Given request: Find the word "Firm" in the listing; pull out each line holding it.

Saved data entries
※ ※ ※

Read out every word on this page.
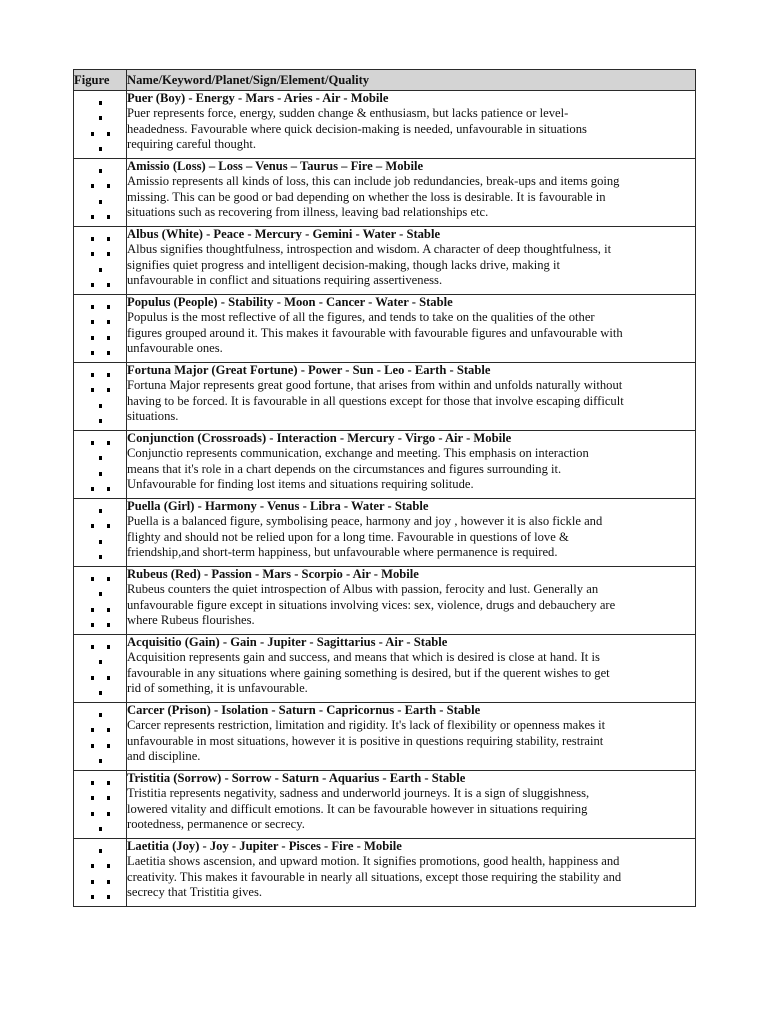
Figure	Name/Keyword/Planet/Sign/Element/Quality

	Puer (Boy) - Energy - Mars - Aries - Air - Mobile
Puer represents force, energy, sudden change & enthusiasm, but lacks patience or level-
headedness. Favourable where quick decision-making is needed, unfavourable in situations
requiring careful thought.

	Amissio (Loss) – Loss – Venus – Taurus – Fire – Mobile
Amissio represents all kinds of loss, this can include job redundancies, break-ups and items going
missing. This can be good or bad depending on whether the loss is desirable. It is favourable in
situations such as recovering from illness, leaving bad relationships etc.

	Albus (White) - Peace - Mercury - Gemini - Water - Stable
Albus signifies thoughtfulness, introspection and wisdom. A character of deep thoughtfulness, it
signifies quiet progress and intelligent decision-making, though lacks drive, making it
unfavourable in conflict and situations requiring assertiveness.

	Populus (People) - Stability - Moon - Cancer - Water - Stable
Populus is the most reflective of all the figures, and tends to take on the qualities of the other
figures grouped around it. This makes it favourable with favourable figures and unfavourable with
unfavourable ones.

	Fortuna Major (Great Fortune) - Power - Sun - Leo - Earth - Stable
Fortuna Major represents great good fortune, that arises from within and unfolds naturally without
having to be forced. It is favourable in all questions except for those that involve escaping difficult
situations.

	Conjunction (Crossroads) - Interaction - Mercury - Virgo - Air - Mobile
Conjunctio represents communication, exchange and meeting. This emphasis on interaction
means that it's role in a chart depends on the circumstances and figures surrounding it.
Unfavourable for finding lost items and situations requiring solitude.

	Puella (Girl) - Harmony - Venus - Libra - Water - Stable
Puella is a balanced figure, symbolising peace, harmony and joy , however it is also fickle and
flighty and should not be relied upon for a long time. Favourable in questions of love &
friendship,and short-term happiness, but unfavourable where permanence is required.

	Rubeus (Red) - Passion - Mars - Scorpio - Air - Mobile
Rubeus counters the quiet introspection of Albus with passion, ferocity and lust. Generally an
unfavourable figure except in situations involving vices: sex, violence, drugs and debauchery are
where Rubeus flourishes.

	Acquisitio (Gain) - Gain - Jupiter - Sagittarius - Air - Stable
Acquisition represents gain and success, and means that which is desired is close at hand. It is
favourable in any situations where gaining something is desired, but if the querent wishes to get
rid of something, it is unfavourable.

	Carcer (Prison) - Isolation - Saturn - Capricornus - Earth - Stable
Carcer represents restriction, limitation and rigidity. It's lack of flexibility or openness makes it
unfavourable in most situations, however it is positive in questions requiring stability, restraint
and discipline.

	Tristitia (Sorrow) - Sorrow - Saturn - Aquarius - Earth - Stable
Tristitia represents negativity, sadness and underworld journeys. It is a sign of sluggishness,
lowered vitality and difficult emotions. It can be favourable however in situations requiring
rootedness, permanence or secrecy.

	Laetitia (Joy) - Joy - Jupiter - Pisces - Fire - Mobile
Laetitia shows ascension, and upward motion. It signifies promotions, good health, happiness and
creativity. This makes it favourable in nearly all situations, except those requiring the stability and
secrecy that Tristitia gives.
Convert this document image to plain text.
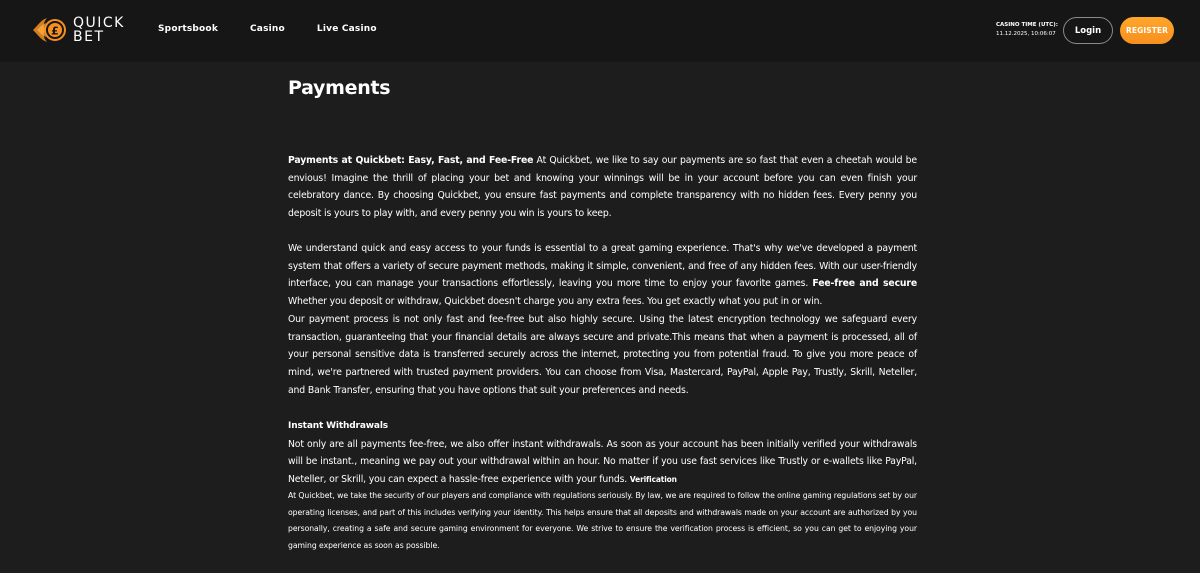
£ QUICK
BET	Sportsbook	Casino	Live Casino	CASINO TIME (UTC):
11.12.2025, 10:06:07	Login	REGISTER
Payments

Payments at Quickbet: Easy, Fast, and Fee-Free At Quickbet, we like to say our payments are so fast that even a cheetah would be envious! Imagine the thrill of placing your bet and knowing your winnings will be in your account before you can even finish your celebratory dance. By choosing Quickbet, you ensure fast payments and complete transparency with no hidden fees. Every penny you deposit is yours to play with, and every penny you win is yours to keep.

We understand quick and easy access to your funds is essential to a great gaming experience. That's why we've developed a payment system that offers a variety of secure payment methods, making it simple, convenient, and free of any hidden fees. With our user-friendly interface, you can manage your transactions effortlessly, leaving you more time to enjoy your favorite games. Fee-free and secure Whether you deposit or withdraw, Quickbet doesn't charge you any extra fees. You get exactly what you put in or win.

Our payment process is not only fast and fee-free but also highly secure. Using the latest encryption technology we safeguard every transaction, guaranteeing that your financial details are always secure and private.This means that when a payment is processed, all of your personal sensitive data is transferred securely across the internet, protecting you from potential fraud. To give you more peace of mind, we're partnered with trusted payment providers. You can choose from Visa, Mastercard, PayPal, Apple Pay, Trustly, Skrill, Neteller, and Bank Transfer, ensuring that you have options that suit your preferences and needs.

Instant Withdrawals
Not only are all payments fee-free, we also offer instant withdrawals. As soon as your account has been initially verified your withdrawals will be instant., meaning we pay out your withdrawal within an hour. No matter if you use fast services like Trustly or e-wallets like PayPal, Neteller, or Skrill, you can expect a hassle-free experience with your funds. Verification

At Quickbet, we take the security of our players and compliance with regulations seriously. By law, we are required to follow the online gaming regulations set by our operating licenses, and part of this includes verifying your identity. This helps ensure that all deposits and withdrawals made on your account are authorized by you personally, creating a safe and secure gaming environment for everyone. We strive to ensure the verification process is efficient, so you can get to enjoying your gaming experience as soon as possible.
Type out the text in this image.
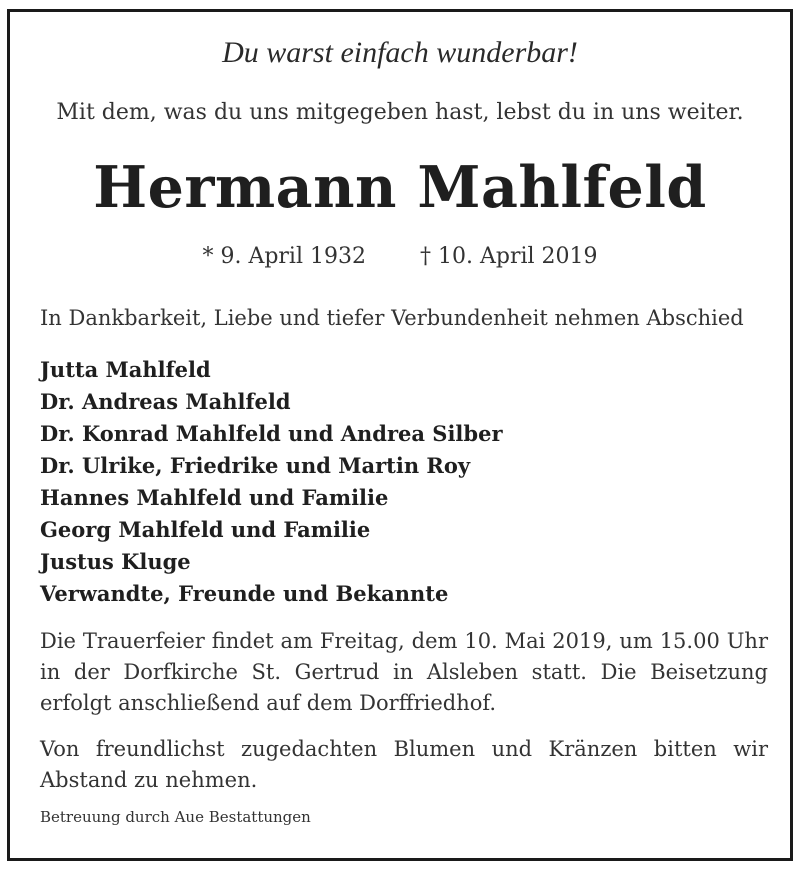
Du warst einfach wunderbar!
Mit dem, was du uns mitgegeben hast, lebst du in uns weiter.
Hermann Mahlfeld
* 9. April 1932 † 10. April 2019
In Dankbarkeit, Liebe und tiefer Verbundenheit nehmen Abschied
Jutta Mahlfeld
Dr. Andreas Mahlfeld
Dr. Konrad Mahlfeld und Andrea Silber
Dr. Ulrike, Friedrike und Martin Roy
Hannes Mahlfeld und Familie
Georg Mahlfeld und Familie
Justus Kluge
Verwandte, Freunde und Bekannte
Die Trauerfeier findet am Freitag, dem 10. Mai 2019, um 15.00 Uhr in der Dorfkirche St. Gertrud in Alsleben statt. Die Beisetzung erfolgt anschließend auf dem Dorffriedhof.
Von freundlichst zugedachten Blumen und Kränzen bitten wir Abstand zu nehmen.
Betreuung durch Aue Bestattungen
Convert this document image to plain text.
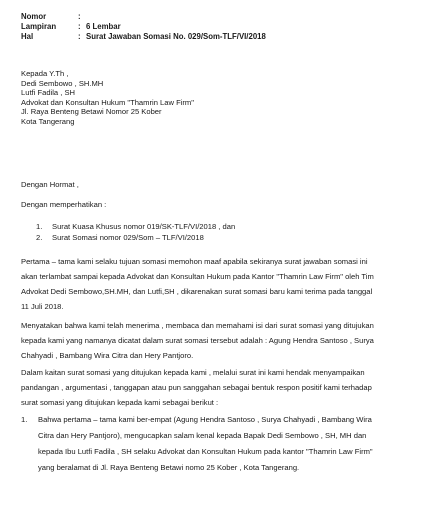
Nomor	:
Lampiran	: 6 Lembar
Hal	: Surat Jawaban Somasi No. 029/Som-TLF/VI/2018
Kepada Y.Th ,
Dedi Sembowo , SH.MH
Lutfi Fadila , SH
Advokat dan Konsultan Hukum "Thamrin Law Firm"
Jl. Raya Benteng Betawi Nomor 25 Kober
Kota Tangerang
Dengan Hormat ,
Dengan memperhatikan :
1. Surat Kuasa Khusus nomor 019/SK-TLF/VI/2018 , dan
2. Surat Somasi nomor 029/Som – TLF/VI/2018
Pertama – tama kami selaku tujuan somasi memohon maaf apabila sekiranya surat jawaban somasi ini
akan terlambat sampai kepada Advokat dan Konsultan Hukum pada Kantor "Thamrin Law Firm" oleh Tim
Advokat Dedi Sembowo,SH.MH, dan Lutfi,SH , dikarenakan surat somasi baru kami terima pada tanggal
11 Juli 2018.
Menyatakan bahwa kami telah menerima , membaca dan memahami isi dari surat somasi yang ditujukan
kepada kami yang namanya dicatat dalam surat somasi tersebut adalah : Agung Hendra Santoso , Surya
Chahyadi , Bambang Wira Citra dan Hery Pantjoro.
Dalam kaitan surat somasi yang ditujukan kepada kami , melalui surat ini kami hendak menyampaikan
pandangan , argumentasi , tanggapan atau pun sanggahan sebagai bentuk respon positif kami terhadap
surat somasi yang ditujukan kepada kami sebagai berikut :
1. Bahwa pertama – tama kami ber-empat (Agung Hendra Santoso , Surya Chahyadi , Bambang Wira
Citra dan Hery Pantjoro), mengucapkan salam kenal kepada Bapak Dedi Sembowo , SH, MH dan
kepada Ibu Lutfi Fadila , SH selaku Advokat dan Konsultan Hukum pada kantor "Thamrin Law Firm"
yang beralamat di Jl. Raya Benteng Betawi nomo 25 Kober , Kota Tangerang.
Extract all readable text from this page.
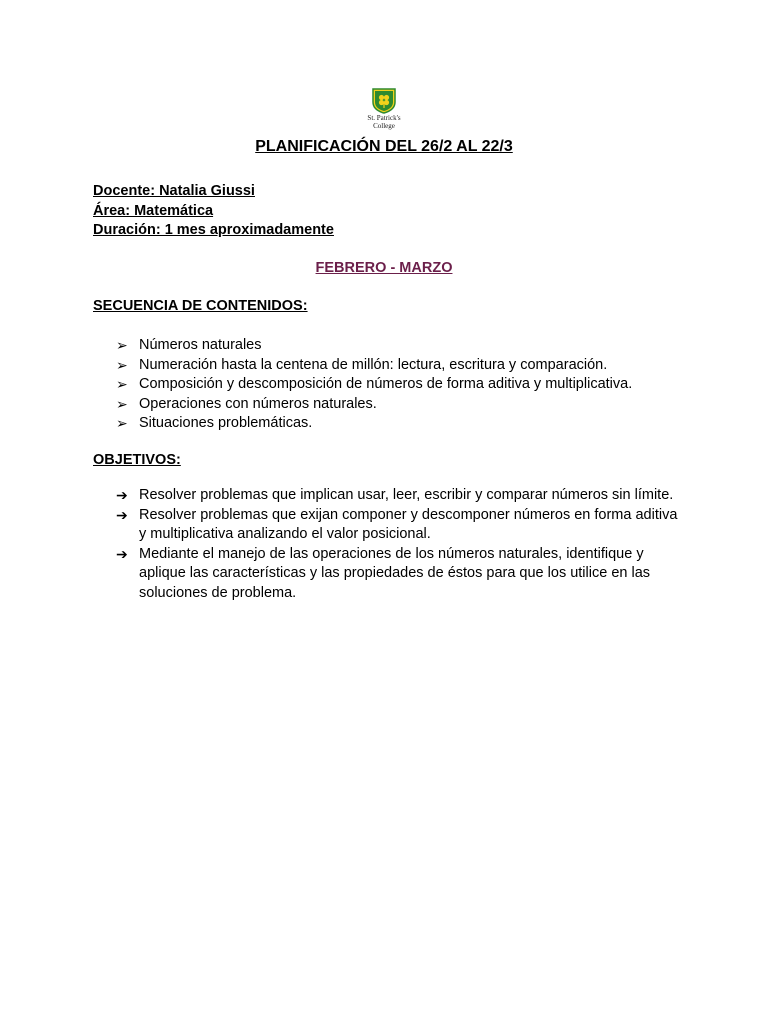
St. Patrick's
College
PLANIFICACIÓN DEL 26/2 AL 22/3
Docente: Natalia Giussi
Área: Matemática
Duración: 1 mes aproximadamente
FEBRERO - MARZO
SECUENCIA DE CONTENIDOS:
➢ Números naturales
➢ Numeración hasta la centena de millón: lectura, escritura y comparación.
➢ Composición y descomposición de números de forma aditiva y multiplicativa.
➢ Operaciones con números naturales.
➢ Situaciones problemáticas.
OBJETIVOS:
➔ Resolver problemas que implican usar, leer, escribir y comparar números sin límite.
➔ Resolver problemas que exijan componer y descomponer números en forma aditiva y multiplicativa analizando el valor posicional.
➔ Mediante el manejo de las operaciones de los números naturales, identifique y aplique las características y las propiedades de éstos para que los utilice en las soluciones de problema.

※ ※ ※

Exercise result:
Advokat dan Konsultan Hukum "Thamrin Law Firm"
akan terlambat sampai kepada Advokat dan Konsultan Hukum pada Kantor "Thamrin Law Firm" oleh Tim
kepada Ibu Lutfi Fadila , SH selaku Advokat dan Konsultan Hukum pada kantor "Thamrin Law Firm"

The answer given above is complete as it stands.